TO DO:
Extract each line where the string "CAPE" shows up.

-- begin --

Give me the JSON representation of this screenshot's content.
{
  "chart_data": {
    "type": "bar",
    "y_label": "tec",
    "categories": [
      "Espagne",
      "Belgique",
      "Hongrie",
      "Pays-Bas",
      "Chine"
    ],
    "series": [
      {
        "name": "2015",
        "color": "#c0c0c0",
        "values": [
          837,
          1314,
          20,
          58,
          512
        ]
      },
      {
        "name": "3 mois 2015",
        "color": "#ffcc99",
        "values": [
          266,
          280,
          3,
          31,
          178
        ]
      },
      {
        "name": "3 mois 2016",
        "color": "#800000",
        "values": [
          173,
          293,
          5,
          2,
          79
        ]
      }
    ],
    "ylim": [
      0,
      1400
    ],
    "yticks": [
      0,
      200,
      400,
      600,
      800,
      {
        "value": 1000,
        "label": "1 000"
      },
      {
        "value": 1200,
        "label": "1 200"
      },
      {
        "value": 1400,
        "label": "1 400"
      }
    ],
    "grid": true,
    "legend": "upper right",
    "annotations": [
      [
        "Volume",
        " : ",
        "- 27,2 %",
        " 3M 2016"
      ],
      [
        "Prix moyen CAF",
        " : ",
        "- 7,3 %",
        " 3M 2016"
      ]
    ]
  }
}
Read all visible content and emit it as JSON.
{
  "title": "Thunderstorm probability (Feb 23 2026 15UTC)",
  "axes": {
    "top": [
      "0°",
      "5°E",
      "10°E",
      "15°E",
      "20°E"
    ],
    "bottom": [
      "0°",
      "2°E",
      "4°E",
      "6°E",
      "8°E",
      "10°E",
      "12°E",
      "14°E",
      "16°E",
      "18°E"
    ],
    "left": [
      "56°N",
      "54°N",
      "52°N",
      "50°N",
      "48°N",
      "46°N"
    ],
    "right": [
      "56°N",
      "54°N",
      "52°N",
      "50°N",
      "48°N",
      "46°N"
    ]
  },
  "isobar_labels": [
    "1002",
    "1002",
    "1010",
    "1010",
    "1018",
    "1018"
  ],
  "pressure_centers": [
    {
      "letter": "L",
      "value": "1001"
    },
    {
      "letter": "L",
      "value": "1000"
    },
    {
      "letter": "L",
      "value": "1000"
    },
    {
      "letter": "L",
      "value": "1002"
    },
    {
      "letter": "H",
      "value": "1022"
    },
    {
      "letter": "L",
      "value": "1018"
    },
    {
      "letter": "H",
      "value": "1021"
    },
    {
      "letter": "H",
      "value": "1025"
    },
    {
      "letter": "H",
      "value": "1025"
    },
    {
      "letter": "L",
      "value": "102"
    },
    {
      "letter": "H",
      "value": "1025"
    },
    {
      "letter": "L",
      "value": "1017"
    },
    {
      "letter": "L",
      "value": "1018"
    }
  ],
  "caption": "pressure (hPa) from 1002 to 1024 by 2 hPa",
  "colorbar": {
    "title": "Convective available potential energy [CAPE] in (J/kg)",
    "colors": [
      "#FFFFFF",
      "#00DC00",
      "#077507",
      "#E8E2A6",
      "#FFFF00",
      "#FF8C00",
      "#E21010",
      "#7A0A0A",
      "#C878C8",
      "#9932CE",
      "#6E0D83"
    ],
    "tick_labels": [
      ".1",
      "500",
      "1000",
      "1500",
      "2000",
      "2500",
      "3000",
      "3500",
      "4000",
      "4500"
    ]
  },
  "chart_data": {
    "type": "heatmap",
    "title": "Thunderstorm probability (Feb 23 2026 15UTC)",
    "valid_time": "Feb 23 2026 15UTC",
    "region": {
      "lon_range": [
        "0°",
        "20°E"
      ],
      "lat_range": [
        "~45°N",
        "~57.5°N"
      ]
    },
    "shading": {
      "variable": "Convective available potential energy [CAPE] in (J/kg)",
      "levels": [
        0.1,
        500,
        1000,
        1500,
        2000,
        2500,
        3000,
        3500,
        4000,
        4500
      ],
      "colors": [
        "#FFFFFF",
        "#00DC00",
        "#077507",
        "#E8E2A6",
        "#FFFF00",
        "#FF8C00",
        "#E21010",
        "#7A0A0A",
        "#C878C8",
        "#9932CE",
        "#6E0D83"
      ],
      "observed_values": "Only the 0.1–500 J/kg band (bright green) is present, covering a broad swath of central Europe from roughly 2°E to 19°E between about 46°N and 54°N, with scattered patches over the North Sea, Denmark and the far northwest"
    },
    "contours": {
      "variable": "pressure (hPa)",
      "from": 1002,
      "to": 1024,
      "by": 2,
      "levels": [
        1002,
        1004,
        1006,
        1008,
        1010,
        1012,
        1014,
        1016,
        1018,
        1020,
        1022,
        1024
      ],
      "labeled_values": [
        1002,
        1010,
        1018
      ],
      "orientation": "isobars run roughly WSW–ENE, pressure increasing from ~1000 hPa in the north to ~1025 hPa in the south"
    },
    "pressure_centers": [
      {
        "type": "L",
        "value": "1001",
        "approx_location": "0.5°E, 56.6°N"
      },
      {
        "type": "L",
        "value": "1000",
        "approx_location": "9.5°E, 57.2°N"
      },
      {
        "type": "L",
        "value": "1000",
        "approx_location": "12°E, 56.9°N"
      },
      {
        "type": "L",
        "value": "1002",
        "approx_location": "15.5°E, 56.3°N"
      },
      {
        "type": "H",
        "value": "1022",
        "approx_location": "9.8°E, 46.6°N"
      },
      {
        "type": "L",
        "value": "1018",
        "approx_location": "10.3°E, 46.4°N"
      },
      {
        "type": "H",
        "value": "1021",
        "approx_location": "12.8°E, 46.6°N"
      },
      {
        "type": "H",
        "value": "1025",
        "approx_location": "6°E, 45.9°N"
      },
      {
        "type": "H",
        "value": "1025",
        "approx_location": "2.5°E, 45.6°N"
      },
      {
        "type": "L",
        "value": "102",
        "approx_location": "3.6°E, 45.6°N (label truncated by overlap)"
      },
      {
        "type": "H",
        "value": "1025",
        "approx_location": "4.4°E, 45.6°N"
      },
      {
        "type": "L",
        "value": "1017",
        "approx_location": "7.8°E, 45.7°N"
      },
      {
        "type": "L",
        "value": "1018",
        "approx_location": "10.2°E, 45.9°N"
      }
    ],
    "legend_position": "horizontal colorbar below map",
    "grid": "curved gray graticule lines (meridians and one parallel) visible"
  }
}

-- end --

EXERCISE RESPONSE:
    "title": "Convective available potential energy [CAPE] in (J/kg)",
      "variable": "Convective available potential energy [CAPE] in (J/kg)",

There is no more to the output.